- [GIVEN TEXT]
Hypersensitization of multidrug resistant human ovarian carcinoma cells by pluronic P85 block copolymer

The chemosensitizing effects of Pluronic P85 block copolymer were studied using two human ovarian carcinoma sublines: the glycoprotein P (P-gp) multidrug resistant (MDR) SKVLB cells and non-MDR SKOV3 cells. The dramatic increase (up to 700 times) in the daunorubicin cytotoxic activity was observed in the presence of 0.01% (22 mu M) to 1% (2.2 mM) copolymer in the case of SKVLB cells. By contrast, the copolymer induced a less than 3-fold increase in the drug activity in SKOV3 cells. As a result, the MDR subline demonstrated much higher response (''hypersensitivity'') to-the daunorubicin/Pluronic compared to that of the non-MDR cells. The copolymer increased the cytotoxic effects of other MDR type drugs (doxorubicin, epirubicin, vinblastine, and mitomycin C) by a factor of 20-1000 and non-MDR type drugs (methotrexate and cisplatin) by a factor of 2-5.5. The daunorubicin influx in the cytoplasm and nuclei of SKVLB cells was also increased in the presence of the copolymer, while in SKOV3 cells, it remained practically unchanged. However, the hypersensitization of the MDR cells by the copolymer could not be merely explained by the P-gp modulation. Therefore, the possible role of the copolymer in inhibition of non-P-gp drug resistance is hypothesized, which may also explain the sensitization of MDR cells with respect to non-MDR type drugs as well as sensitization of parental cells. The concentration dependence of the IC50 in MDR cells indicates that just the copolymer unimers are responsible for the hypersensitization effect. The results obtained suggest that Pluronic P85 can be used as a delivery system to enhance the activity of antineoplastic agents against MDR tumors.

- [SUPPLIED ENTRIES]
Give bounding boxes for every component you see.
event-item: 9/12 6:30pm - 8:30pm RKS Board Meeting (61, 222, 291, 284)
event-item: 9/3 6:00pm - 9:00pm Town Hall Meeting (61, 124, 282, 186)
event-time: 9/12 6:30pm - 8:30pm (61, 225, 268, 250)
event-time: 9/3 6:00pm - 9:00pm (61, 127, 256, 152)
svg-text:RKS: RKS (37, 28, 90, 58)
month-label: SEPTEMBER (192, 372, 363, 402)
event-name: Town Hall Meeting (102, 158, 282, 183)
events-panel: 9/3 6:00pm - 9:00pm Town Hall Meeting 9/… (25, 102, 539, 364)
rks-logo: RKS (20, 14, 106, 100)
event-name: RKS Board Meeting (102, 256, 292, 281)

- [EXERCISE REQUIREMENTS]
In the Pluronic P85 text, by what factor did the copolymer increase the cytotoxic effects of methotrexate and cisplatin?

- [REPLY]
By a factor of 2 to 5.5.